#### TASK DESCRIPTION
Extract each line of the data and write it out again exactly.

#### SUPPLIED ENTRIES

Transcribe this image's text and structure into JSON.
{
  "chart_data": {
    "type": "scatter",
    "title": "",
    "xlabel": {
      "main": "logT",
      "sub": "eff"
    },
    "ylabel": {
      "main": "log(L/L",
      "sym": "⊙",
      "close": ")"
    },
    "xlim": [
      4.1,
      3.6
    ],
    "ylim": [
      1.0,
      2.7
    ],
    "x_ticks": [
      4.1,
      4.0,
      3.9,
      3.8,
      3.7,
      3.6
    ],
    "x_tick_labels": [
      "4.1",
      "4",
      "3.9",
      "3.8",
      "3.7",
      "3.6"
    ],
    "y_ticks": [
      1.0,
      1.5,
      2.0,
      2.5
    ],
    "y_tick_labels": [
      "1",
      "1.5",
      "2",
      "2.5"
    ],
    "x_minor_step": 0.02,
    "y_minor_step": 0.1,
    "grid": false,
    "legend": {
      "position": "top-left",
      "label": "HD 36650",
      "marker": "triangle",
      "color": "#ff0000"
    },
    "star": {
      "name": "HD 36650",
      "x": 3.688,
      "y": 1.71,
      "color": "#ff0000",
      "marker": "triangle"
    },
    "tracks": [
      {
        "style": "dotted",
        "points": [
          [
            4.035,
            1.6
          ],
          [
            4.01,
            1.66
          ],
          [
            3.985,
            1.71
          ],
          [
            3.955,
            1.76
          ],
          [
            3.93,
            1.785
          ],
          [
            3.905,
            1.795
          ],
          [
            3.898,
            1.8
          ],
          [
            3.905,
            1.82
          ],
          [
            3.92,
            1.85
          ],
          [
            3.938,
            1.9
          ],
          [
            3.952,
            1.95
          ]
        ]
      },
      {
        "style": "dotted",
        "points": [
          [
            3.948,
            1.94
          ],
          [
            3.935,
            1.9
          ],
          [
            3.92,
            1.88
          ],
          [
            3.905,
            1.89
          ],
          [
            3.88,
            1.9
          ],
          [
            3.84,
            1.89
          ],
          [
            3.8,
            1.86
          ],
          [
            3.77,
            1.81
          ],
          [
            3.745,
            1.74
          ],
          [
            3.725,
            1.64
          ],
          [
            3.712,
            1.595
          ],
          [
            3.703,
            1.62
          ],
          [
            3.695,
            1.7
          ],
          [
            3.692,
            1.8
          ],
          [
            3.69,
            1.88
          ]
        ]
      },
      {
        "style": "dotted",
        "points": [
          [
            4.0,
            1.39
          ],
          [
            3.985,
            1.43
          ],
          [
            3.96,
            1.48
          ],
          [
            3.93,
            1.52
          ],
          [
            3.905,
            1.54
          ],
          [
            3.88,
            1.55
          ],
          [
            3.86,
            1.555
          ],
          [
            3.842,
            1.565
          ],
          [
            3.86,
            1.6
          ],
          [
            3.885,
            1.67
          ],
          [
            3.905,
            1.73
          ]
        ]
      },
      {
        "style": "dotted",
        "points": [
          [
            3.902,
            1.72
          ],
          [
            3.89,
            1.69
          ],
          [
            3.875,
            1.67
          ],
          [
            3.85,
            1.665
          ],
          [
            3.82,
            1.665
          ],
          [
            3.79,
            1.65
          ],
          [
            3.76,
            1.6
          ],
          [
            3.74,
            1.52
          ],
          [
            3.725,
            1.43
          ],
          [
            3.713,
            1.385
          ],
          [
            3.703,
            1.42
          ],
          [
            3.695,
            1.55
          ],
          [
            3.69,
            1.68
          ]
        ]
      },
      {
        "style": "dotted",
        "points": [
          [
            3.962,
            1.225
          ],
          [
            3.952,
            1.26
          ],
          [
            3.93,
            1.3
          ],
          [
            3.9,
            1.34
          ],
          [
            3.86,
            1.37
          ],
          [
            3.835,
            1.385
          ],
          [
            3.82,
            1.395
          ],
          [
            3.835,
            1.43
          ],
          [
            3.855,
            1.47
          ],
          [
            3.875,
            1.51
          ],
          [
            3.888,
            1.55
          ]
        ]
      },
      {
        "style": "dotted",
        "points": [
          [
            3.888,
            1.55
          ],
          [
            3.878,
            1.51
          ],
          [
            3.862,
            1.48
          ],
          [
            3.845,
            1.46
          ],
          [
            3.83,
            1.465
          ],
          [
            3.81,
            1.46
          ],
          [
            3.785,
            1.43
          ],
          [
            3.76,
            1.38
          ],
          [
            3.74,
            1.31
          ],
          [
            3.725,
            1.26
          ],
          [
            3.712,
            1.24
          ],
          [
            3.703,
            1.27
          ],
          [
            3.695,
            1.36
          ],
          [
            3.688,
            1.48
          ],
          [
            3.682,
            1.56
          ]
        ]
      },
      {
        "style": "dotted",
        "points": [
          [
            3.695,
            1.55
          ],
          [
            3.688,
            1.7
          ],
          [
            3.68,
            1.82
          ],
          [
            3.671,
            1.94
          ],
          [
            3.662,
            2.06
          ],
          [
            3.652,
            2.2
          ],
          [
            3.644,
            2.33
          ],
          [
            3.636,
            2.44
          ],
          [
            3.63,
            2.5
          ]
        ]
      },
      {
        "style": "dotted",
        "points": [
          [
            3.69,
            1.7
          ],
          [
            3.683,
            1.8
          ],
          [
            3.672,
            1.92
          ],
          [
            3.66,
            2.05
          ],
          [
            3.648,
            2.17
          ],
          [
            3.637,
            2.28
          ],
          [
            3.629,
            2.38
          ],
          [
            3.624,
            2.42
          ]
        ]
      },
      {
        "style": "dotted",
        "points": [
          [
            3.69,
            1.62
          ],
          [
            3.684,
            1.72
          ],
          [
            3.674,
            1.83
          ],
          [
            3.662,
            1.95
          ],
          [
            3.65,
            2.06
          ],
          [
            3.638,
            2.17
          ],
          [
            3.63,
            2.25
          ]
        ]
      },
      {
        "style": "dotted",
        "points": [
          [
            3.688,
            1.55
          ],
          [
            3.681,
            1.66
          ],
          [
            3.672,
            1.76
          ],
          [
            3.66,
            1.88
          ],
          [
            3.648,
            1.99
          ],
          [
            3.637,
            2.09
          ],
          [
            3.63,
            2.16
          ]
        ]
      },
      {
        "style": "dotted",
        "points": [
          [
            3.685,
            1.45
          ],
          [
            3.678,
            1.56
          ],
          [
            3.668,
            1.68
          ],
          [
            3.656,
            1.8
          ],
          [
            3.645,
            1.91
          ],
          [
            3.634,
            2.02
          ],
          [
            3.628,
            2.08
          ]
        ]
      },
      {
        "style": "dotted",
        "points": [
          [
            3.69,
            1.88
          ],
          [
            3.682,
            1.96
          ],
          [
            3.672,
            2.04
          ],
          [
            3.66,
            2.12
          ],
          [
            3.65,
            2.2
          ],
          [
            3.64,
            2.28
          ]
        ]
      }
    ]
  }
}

#### RESULT
Transcribe this image's text and structure into JSON.
{
  "chart_data": {
    "type": "scatter",
    "title": "",
    "xlabel": {
      "main": "logT",
      "sub": "eff"
    },
    "ylabel": {
      "main": "log(L/L",
      "sym": "⊙",
      "close": ")"
    },
    "xlim": [
      4.1,
      3.6
    ],
    "ylim": [
      1.0,
      2.7
    ],
    "x_ticks": [
      4.1,
      4.0,
      3.9,
      3.8,
      3.7,
      3.6
    ],
    "x_tick_labels": [
      "4.1",
      "4",
      "3.9",
      "3.8",
      "3.7",
      "3.6"
    ],
    "y_ticks": [
      1.0,
      1.5,
      2.0,
      2.5
    ],
    "y_tick_labels": [
      "1",
      "1.5",
      "2",
      "2.5"
    ],
    "x_minor_step": 0.02,
    "y_minor_step": 0.1,
    "grid": false,
    "legend": {
      "position": "top-left",
      "label": "HD 36650",
      "marker": "triangle",
      "color": "#ff0000"
    },
    "star": {
      "name": "HD 36650",
      "x": 3.688,
      "y": 1.71,
      "color": "#ff0000",
      "marker": "triangle"
    },
    "tracks": [
      {
        "style": "dotted",
        "points": [
          [
            4.035,
            1.6
          ],
          [
            4.01,
            1.66
          ],
          [
            3.985,
            1.71
          ],
          [
            3.955,
            1.76
          ],
          [
            3.93,
            1.785
          ],
          [
            3.905,
            1.795
          ],
          [
            3.898,
            1.8
          ],
          [
            3.905,
            1.82
          ],
          [
            3.92,
            1.85
          ],
          [
            3.938,
            1.9
          ],
          [
            3.952,
            1.95
          ]
        ]
      },
      {
        "style": "dotted",
        "points": [
          [
            3.948,
            1.94
          ],
          [
            3.935,
            1.9
          ],
          [
            3.92,
            1.88
          ],
          [
            3.905,
            1.89
          ],
          [
            3.88,
            1.9
          ],
          [
            3.84,
            1.89
          ],
          [
            3.8,
            1.86
          ],
          [
            3.77,
            1.81
          ],
          [
            3.745,
            1.74
          ],
          [
            3.725,
            1.64
          ],
          [
            3.712,
            1.595
          ],
          [
            3.703,
            1.62
          ],
          [
            3.695,
            1.7
          ],
          [
            3.692,
            1.8
          ],
          [
            3.69,
            1.88
          ]
        ]
      },
      {
        "style": "dotted",
        "points": [
          [
            4.0,
            1.39
          ],
          [
            3.985,
            1.43
          ],
          [
            3.96,
            1.48
          ],
          [
            3.93,
            1.52
          ],
          [
            3.905,
            1.54
          ],
          [
            3.88,
            1.55
          ],
          [
            3.86,
            1.555
          ],
          [
            3.842,
            1.565
          ],
          [
            3.86,
            1.6
          ],
          [
            3.885,
            1.67
          ],
          [
            3.905,
            1.73
          ]
        ]
      },
      {
        "style": "dotted",
        "points": [
          [
            3.902,
            1.72
          ],
          [
            3.89,
            1.69
          ],
          [
            3.875,
            1.67
          ],
          [
            3.85,
            1.665
          ],
          [
            3.82,
            1.665
          ],
          [
            3.79,
            1.65
          ],
          [
            3.76,
            1.6
          ],
          [
            3.74,
            1.52
          ],
          [
            3.725,
            1.43
          ],
          [
            3.713,
            1.385
          ],
          [
            3.703,
            1.42
          ],
          [
            3.695,
            1.55
          ],
          [
            3.69,
            1.68
          ]
        ]
      },
      {
        "style": "dotted",
        "points": [
          [
            3.962,
            1.225
          ],
          [
            3.952,
            1.26
          ],
          [
            3.93,
            1.3
          ],
          [
            3.9,
            1.34
          ],
          [
            3.86,
            1.37
          ],
          [
            3.835,
            1.385
          ],
          [
            3.82,
            1.395
          ],
          [
            3.835,
            1.43
          ],
          [
            3.855,
            1.47
          ],
          [
            3.875,
            1.51
          ],
          [
            3.888,
            1.55
          ]
        ]
      },
      {
        "style": "dotted",
        "points": [
          [
            3.888,
            1.55
          ],
          [
            3.878,
            1.51
          ],
          [
            3.862,
            1.48
          ],
          [
            3.845,
            1.46
          ],
          [
            3.83,
            1.465
          ],
          [
            3.81,
            1.46
          ],
          [
            3.785,
            1.43
          ],
          [
            3.76,
            1.38
          ],
          [
            3.74,
            1.31
          ],
          [
            3.725,
            1.26
          ],
          [
            3.712,
            1.24
          ],
          [
            3.703,
            1.27
          ],
          [
            3.695,
            1.36
          ],
          [
            3.688,
            1.48
          ],
          [
            3.682,
            1.56
          ]
        ]
      },
      {
        "style": "dotted",
        "points": [
          [
            3.695,
            1.55
          ],
          [
            3.688,
            1.7
          ],
          [
            3.68,
            1.82
          ],
          [
            3.671,
            1.94
          ],
          [
            3.662,
            2.06
          ],
          [
            3.652,
            2.2
          ],
          [
            3.644,
            2.33
          ],
          [
            3.636,
            2.44
          ],
          [
            3.63,
            2.5
          ]
        ]
      },
      {
        "style": "dotted",
        "points": [
          [
            3.69,
            1.7
          ],
          [
            3.683,
            1.8
          ],
          [
            3.672,
            1.92
          ],
          [
            3.66,
            2.05
          ],
          [
            3.648,
            2.17
          ],
          [
            3.637,
            2.28
          ],
          [
            3.629,
            2.38
          ],
          [
            3.624,
            2.42
          ]
        ]
      },
      {
        "style": "dotted",
        "points": [
          [
            3.69,
            1.62
          ],
          [
            3.684,
            1.72
          ],
          [
            3.674,
            1.83
          ],
          [
            3.662,
            1.95
          ],
          [
            3.65,
            2.06
          ],
          [
            3.638,
            2.17
          ],
          [
            3.63,
            2.25
          ]
        ]
      },
      {
        "style": "dotted",
        "points": [
          [
            3.688,
            1.55
          ],
          [
            3.681,
            1.66
          ],
          [
            3.672,
            1.76
          ],
          [
            3.66,
            1.88
          ],
          [
            3.648,
            1.99
          ],
          [
            3.637,
            2.09
          ],
          [
            3.63,
            2.16
          ]
        ]
      },
      {
        "style": "dotted",
        "points": [
          [
            3.685,
            1.45
          ],
          [
            3.678,
            1.56
          ],
          [
            3.668,
            1.68
          ],
          [
            3.656,
            1.8
          ],
          [
            3.645,
            1.91
          ],
          [
            3.634,
            2.02
          ],
          [
            3.628,
            2.08
          ]
        ]
      },
      {
        "style": "dotted",
        "points": [
          [
            3.69,
            1.88
          ],
          [
            3.682,
            1.96
          ],
          [
            3.672,
            2.04
          ],
          [
            3.66,
            2.12
          ],
          [
            3.65,
            2.2
          ],
          [
            3.64,
            2.28
          ]
        ]
      }
    ]
  }
}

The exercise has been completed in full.